§ **What you need to do**
Convert the listing, from its first line through the line containing "x-tick-mark: [727, 470, 729, 475]", into a JSON list of strings with one string per line and blank lines omitted.

━━━━━━━━━━

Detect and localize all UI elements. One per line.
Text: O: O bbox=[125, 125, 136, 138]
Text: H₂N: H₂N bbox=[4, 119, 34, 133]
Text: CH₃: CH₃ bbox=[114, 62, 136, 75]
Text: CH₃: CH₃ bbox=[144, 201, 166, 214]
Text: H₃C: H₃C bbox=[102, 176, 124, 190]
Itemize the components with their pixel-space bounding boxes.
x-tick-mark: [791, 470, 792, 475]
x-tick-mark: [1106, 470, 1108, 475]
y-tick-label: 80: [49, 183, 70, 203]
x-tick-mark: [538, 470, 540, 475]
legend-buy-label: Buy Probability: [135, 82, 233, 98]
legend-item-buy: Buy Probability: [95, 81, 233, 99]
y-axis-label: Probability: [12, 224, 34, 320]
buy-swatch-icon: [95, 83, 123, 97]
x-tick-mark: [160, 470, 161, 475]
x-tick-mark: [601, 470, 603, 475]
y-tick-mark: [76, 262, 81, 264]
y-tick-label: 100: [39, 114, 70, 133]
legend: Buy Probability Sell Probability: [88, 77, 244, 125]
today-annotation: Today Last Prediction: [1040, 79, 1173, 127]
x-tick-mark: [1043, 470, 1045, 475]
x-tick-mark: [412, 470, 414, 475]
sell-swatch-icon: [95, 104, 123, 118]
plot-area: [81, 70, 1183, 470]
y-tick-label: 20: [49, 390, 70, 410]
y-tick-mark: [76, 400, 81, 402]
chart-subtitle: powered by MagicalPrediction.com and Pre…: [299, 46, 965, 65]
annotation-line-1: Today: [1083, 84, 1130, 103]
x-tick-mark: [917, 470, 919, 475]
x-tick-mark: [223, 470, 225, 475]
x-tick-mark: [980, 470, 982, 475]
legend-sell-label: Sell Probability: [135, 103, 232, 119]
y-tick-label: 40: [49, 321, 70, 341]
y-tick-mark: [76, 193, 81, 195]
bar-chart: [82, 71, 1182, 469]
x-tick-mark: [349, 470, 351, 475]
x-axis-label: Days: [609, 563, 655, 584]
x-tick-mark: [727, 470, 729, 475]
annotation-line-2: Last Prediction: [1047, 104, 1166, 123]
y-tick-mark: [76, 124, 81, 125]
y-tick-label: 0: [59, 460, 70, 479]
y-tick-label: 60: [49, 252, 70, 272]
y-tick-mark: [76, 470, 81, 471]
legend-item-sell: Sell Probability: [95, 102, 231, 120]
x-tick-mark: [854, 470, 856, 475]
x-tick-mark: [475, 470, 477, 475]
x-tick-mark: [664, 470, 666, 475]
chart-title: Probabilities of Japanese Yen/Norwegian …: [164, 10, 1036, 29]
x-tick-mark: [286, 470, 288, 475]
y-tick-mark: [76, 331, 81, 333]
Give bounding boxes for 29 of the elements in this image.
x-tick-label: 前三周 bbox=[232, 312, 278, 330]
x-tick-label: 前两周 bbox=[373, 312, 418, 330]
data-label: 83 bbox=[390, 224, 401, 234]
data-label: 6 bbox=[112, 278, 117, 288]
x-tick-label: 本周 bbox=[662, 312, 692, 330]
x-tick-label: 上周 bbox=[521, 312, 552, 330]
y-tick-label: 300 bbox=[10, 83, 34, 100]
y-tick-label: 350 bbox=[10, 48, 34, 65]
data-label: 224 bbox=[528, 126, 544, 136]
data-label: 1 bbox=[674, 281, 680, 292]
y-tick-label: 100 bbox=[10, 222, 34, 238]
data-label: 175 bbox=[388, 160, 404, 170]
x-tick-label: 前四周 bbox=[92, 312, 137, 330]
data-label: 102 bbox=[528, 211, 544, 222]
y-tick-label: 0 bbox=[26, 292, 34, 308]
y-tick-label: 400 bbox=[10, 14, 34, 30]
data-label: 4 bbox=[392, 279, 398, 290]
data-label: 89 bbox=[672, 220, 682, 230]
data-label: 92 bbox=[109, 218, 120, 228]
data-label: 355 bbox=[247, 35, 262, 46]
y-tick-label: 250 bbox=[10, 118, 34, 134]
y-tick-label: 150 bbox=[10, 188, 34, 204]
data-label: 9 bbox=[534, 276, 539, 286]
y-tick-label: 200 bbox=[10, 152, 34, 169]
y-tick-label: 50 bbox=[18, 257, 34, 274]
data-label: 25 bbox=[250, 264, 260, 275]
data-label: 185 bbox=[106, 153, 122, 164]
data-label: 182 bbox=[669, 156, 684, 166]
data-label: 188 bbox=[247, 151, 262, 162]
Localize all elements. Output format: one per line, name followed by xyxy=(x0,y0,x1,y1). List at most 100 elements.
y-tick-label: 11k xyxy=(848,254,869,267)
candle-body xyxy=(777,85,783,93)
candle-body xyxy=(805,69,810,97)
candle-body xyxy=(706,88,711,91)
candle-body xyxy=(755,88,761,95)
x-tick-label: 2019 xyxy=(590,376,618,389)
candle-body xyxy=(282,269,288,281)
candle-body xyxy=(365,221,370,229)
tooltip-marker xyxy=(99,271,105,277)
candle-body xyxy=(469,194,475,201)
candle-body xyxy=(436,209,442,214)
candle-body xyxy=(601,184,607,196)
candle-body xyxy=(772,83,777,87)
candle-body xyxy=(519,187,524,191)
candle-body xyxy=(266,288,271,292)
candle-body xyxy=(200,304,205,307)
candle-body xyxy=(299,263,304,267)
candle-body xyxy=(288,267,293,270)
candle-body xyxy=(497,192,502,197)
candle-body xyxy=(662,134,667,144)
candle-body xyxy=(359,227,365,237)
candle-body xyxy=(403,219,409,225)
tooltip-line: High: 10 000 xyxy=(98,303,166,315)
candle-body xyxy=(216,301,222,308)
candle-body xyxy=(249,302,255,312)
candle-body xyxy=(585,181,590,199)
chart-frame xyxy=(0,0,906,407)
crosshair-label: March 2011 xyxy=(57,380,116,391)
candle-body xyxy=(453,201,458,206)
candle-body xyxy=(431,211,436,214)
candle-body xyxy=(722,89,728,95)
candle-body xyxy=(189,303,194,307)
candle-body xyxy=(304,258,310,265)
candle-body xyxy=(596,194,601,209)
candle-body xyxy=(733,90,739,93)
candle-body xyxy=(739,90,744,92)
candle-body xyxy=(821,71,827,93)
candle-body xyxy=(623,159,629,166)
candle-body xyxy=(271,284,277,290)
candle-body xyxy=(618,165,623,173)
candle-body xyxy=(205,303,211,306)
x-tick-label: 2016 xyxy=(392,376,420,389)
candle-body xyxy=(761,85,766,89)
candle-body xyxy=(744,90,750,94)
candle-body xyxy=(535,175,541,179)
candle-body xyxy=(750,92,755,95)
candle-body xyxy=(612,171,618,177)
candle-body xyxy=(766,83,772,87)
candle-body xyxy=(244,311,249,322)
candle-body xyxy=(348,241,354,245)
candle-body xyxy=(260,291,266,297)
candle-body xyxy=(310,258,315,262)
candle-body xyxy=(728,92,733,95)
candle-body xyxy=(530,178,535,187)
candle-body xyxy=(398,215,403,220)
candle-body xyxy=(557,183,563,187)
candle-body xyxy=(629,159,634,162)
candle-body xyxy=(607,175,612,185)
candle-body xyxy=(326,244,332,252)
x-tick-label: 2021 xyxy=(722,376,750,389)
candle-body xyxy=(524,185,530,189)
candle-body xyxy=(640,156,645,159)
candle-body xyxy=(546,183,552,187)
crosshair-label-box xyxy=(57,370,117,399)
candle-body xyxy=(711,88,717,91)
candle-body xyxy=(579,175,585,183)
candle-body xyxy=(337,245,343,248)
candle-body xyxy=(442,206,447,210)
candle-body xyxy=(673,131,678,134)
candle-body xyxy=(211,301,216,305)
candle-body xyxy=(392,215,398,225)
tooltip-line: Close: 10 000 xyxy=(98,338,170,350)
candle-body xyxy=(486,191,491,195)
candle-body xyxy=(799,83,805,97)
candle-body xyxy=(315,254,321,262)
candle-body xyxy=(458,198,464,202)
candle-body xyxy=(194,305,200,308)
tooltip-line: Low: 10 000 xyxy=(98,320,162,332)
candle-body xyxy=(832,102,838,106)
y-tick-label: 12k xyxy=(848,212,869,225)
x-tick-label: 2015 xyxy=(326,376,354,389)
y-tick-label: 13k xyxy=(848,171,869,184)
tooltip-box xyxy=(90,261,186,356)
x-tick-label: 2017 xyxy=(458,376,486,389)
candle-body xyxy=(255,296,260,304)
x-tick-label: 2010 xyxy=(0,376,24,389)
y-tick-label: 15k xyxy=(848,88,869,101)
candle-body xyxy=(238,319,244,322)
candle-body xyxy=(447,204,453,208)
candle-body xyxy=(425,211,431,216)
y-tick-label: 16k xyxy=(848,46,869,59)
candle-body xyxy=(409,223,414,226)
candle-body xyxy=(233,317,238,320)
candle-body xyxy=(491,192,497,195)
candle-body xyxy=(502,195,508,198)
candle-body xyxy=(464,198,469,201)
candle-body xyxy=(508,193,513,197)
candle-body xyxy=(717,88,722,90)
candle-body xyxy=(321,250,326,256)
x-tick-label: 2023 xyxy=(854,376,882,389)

━━━━━━━━━━

§ **Solution to this exercise**
[
  "Detect and localize all UI elements. One per line.",
  "Text: O: O bbox=[125, 125, 136, 138]",
  "Text: H₂N: H₂N bbox=[4, 119, 34, 133]",
  "Text: CH₃: CH₃ bbox=[114, 62, 136, 75]",
  "Text: CH₃: CH₃ bbox=[144, 201, 166, 214]",
  "Text: H₃C: H₃C bbox=[102, 176, 124, 190]",
  "Itemize the components with their pixel-space bounding boxes.",
  "x-tick-mark: [791, 470, 792, 475]",
  "x-tick-mark: [1106, 470, 1108, 475]",
  "y-tick-label: 80: [49, 183, 70, 203]",
  "x-tick-mark: [538, 470, 540, 475]",
  "legend-buy-label: Buy Probability: [135, 82, 233, 98]",
  "legend-item-buy: Buy Probability: [95, 81, 233, 99]",
  "y-axis-label: Probability: [12, 224, 34, 320]",
  "buy-swatch-icon: [95, 83, 123, 97]",
  "x-tick-mark: [160, 470, 161, 475]",
  "x-tick-mark: [601, 470, 603, 475]",
  "y-tick-mark: [76, 262, 81, 264]",
  "y-tick-label: 100: [39, 114, 70, 133]",
  "legend: Buy Probability Sell Probability: [88, 77, 244, 125]",
  "today-annotation: Today Last Prediction: [1040, 79, 1173, 127]",
  "x-tick-mark: [1043, 470, 1045, 475]",
  "x-tick-mark: [412, 470, 414, 475]",
  "sell-swatch-icon: [95, 104, 123, 118]",
  "plot-area: [81, 70, 1183, 470]",
  "y-tick-label: 20: [49, 390, 70, 410]",
  "y-tick-mark: [76, 400, 81, 402]",
  "chart-subtitle: powered by MagicalPrediction.com and Pre…: [299, 46, 965, 65]",
  "annotation-line-1: Today: [1083, 84, 1130, 103]",
  "x-tick-mark: [917, 470, 919, 475]",
  "x-tick-mark: [223, 470, 225, 475]",
  "x-tick-mark: [980, 470, 982, 475]",
  "legend-sell-label: Sell Probability: [135, 103, 232, 119]",
  "y-tick-label: 40: [49, 321, 70, 341]",
  "y-tick-mark: [76, 193, 81, 195]",
  "bar-chart: [82, 71, 1182, 469]",
  "x-tick-mark: [349, 470, 351, 475]",
  "x-axis-label: Days: [609, 563, 655, 584]",
  "x-tick-mark: [727, 470, 729, 475]"
]